• Required work
Transcribe the records below exactly as they appear.

• Entries shown
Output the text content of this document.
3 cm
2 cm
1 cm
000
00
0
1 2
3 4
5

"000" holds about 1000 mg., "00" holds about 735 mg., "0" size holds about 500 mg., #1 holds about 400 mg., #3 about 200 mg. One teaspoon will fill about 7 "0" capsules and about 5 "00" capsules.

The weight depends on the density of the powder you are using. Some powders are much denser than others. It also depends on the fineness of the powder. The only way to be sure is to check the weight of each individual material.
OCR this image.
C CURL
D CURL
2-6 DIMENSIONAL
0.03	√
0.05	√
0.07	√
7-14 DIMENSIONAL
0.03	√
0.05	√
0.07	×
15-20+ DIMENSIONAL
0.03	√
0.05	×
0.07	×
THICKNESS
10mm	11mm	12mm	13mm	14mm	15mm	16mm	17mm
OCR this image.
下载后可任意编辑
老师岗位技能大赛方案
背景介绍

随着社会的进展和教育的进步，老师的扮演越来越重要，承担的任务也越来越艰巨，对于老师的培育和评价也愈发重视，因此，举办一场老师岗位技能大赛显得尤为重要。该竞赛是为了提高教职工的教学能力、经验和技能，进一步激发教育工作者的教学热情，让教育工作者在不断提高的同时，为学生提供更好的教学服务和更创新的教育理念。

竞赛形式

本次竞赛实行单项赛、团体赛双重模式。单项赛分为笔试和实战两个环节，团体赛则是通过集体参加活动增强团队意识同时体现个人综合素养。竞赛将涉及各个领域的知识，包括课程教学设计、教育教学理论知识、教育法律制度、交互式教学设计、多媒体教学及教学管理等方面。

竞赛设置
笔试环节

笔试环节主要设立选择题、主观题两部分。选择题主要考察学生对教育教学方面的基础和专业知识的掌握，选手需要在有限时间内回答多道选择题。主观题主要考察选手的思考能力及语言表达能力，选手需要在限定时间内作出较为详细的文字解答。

• Problem solution
Output the text content of this document.
3 cm
2 cm
1 cm
000
00
0
1 2
3 4
5

"000" holds about 1000 mg., "00" holds about 735 mg., "0" size holds about 500 mg., #1 holds about 400 mg., #3 about 200 mg. One teaspoon will fill about 7 "0" capsules and about 5 "00" capsules.

The weight depends on the density of the powder you are using. Some powders are much denser than others. It also depends on the fineness of the powder. The only way to be sure is to check the weight of each individual material.
OCR this image.
C CURL
D CURL
2-6 DIMENSIONAL
0.03	√
0.05	√
0.07	√
7-14 DIMENSIONAL
0.03	√
0.05	√
0.07	×
15-20+ DIMENSIONAL
0.03	√
0.05	×
0.07	×
THICKNESS
10mm	11mm	12mm	13mm	14mm	15mm	16mm	17mm
OCR this image.
下载后可任意编辑
老师岗位技能大赛方案
背景介绍

随着社会的进展和教育的进步，老师的扮演越来越重要，承担的任务也越来越艰巨，对于老师的培育和评价也愈发重视，因此，举办一场老师岗位技能大赛显得尤为重要。该竞赛是为了提高教职工的教学能力、经验和技能，进一步激发教育工作者的教学热情，让教育工作者在不断提高的同时，为学生提供更好的教学服务和更创新的教育理念。

竞赛形式

本次竞赛实行单项赛、团体赛双重模式。单项赛分为笔试和实战两个环节，团体赛则是通过集体参加活动增强团队意识同时体现个人综合素养。竞赛将涉及各个领域的知识，包括课程教学设计、教育教学理论知识、教育法律制度、交互式教学设计、多媒体教学及教学管理等方面。

竞赛设置
笔试环节

笔试环节主要设立选择题、主观题两部分。选择题主要考察学生对教育教学方面的基础和专业知识的掌握，选手需要在有限时间内回答多道选择题。主观题主要考察选手的思考能力及语言表达能力，选手需要在限定时间内作出较为详细的文字解答。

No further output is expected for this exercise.